*INSTRUCTIONS FOR THE TASK*. Write out the entire listing below exactly as it appears, minus any pictures.

Items from a figure collection:
====
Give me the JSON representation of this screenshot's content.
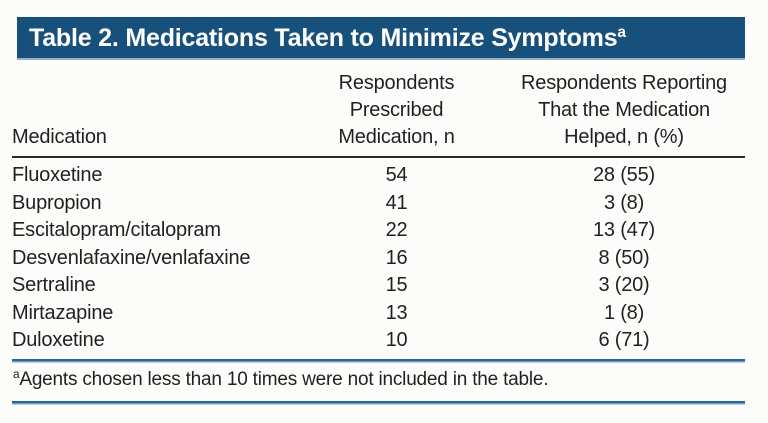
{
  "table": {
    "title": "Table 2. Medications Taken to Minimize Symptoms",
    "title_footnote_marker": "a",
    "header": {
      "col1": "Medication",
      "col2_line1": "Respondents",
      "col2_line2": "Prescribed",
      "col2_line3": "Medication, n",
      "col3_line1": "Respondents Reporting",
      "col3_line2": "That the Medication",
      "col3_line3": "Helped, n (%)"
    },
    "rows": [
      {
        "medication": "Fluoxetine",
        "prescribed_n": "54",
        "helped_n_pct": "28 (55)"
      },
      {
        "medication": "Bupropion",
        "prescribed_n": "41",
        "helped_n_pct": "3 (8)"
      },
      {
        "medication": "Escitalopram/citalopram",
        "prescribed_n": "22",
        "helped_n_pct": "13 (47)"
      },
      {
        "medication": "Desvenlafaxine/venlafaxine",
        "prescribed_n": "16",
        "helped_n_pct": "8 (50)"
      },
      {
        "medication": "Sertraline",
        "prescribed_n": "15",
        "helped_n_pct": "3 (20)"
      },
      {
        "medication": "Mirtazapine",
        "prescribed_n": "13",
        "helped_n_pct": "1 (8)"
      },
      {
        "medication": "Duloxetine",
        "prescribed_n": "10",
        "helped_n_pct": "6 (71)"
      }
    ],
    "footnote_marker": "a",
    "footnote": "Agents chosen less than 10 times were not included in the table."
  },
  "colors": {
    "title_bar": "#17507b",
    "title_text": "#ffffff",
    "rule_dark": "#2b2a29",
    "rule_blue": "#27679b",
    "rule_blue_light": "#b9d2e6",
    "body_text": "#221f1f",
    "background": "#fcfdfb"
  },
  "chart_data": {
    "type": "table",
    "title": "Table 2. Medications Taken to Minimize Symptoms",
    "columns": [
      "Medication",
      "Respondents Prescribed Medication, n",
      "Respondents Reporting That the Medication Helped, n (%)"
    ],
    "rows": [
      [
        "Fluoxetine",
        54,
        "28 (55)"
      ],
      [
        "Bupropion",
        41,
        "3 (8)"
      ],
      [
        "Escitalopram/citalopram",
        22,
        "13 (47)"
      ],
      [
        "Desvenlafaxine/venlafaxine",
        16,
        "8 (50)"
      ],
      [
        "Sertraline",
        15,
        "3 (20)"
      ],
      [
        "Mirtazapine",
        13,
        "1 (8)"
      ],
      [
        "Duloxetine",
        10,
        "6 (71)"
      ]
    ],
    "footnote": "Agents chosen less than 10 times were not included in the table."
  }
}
====
*PROBLEM SOLUTION*.
Give me the JSON representation of this screenshot's content.
{
  "table": {
    "title": "Table 2. Medications Taken to Minimize Symptoms",
    "title_footnote_marker": "a",
    "header": {
      "col1": "Medication",
      "col2_line1": "Respondents",
      "col2_line2": "Prescribed",
      "col2_line3": "Medication, n",
      "col3_line1": "Respondents Reporting",
      "col3_line2": "That the Medication",
      "col3_line3": "Helped, n (%)"
    },
    "rows": [
      {
        "medication": "Fluoxetine",
        "prescribed_n": "54",
        "helped_n_pct": "28 (55)"
      },
      {
        "medication": "Bupropion",
        "prescribed_n": "41",
        "helped_n_pct": "3 (8)"
      },
      {
        "medication": "Escitalopram/citalopram",
        "prescribed_n": "22",
        "helped_n_pct": "13 (47)"
      },
      {
        "medication": "Desvenlafaxine/venlafaxine",
        "prescribed_n": "16",
        "helped_n_pct": "8 (50)"
      },
      {
        "medication": "Sertraline",
        "prescribed_n": "15",
        "helped_n_pct": "3 (20)"
      },
      {
        "medication": "Mirtazapine",
        "prescribed_n": "13",
        "helped_n_pct": "1 (8)"
      },
      {
        "medication": "Duloxetine",
        "prescribed_n": "10",
        "helped_n_pct": "6 (71)"
      }
    ],
    "footnote_marker": "a",
    "footnote": "Agents chosen less than 10 times were not included in the table."
  },
  "colors": {
    "title_bar": "#17507b",
    "title_text": "#ffffff",
    "rule_dark": "#2b2a29",
    "rule_blue": "#27679b",
    "rule_blue_light": "#b9d2e6",
    "body_text": "#221f1f",
    "background": "#fcfdfb"
  },
  "chart_data": {
    "type": "table",
    "title": "Table 2. Medications Taken to Minimize Symptoms",
    "columns": [
      "Medication",
      "Respondents Prescribed Medication, n",
      "Respondents Reporting That the Medication Helped, n (%)"
    ],
    "rows": [
      [
        "Fluoxetine",
        54,
        "28 (55)"
      ],
      [
        "Bupropion",
        41,
        "3 (8)"
      ],
      [
        "Escitalopram/citalopram",
        22,
        "13 (47)"
      ],
      [
        "Desvenlafaxine/venlafaxine",
        16,
        "8 (50)"
      ],
      [
        "Sertraline",
        15,
        "3 (20)"
      ],
      [
        "Mirtazapine",
        13,
        "1 (8)"
      ],
      [
        "Duloxetine",
        10,
        "6 (71)"
      ]
    ],
    "footnote": "Agents chosen less than 10 times were not included in the table."
  }
}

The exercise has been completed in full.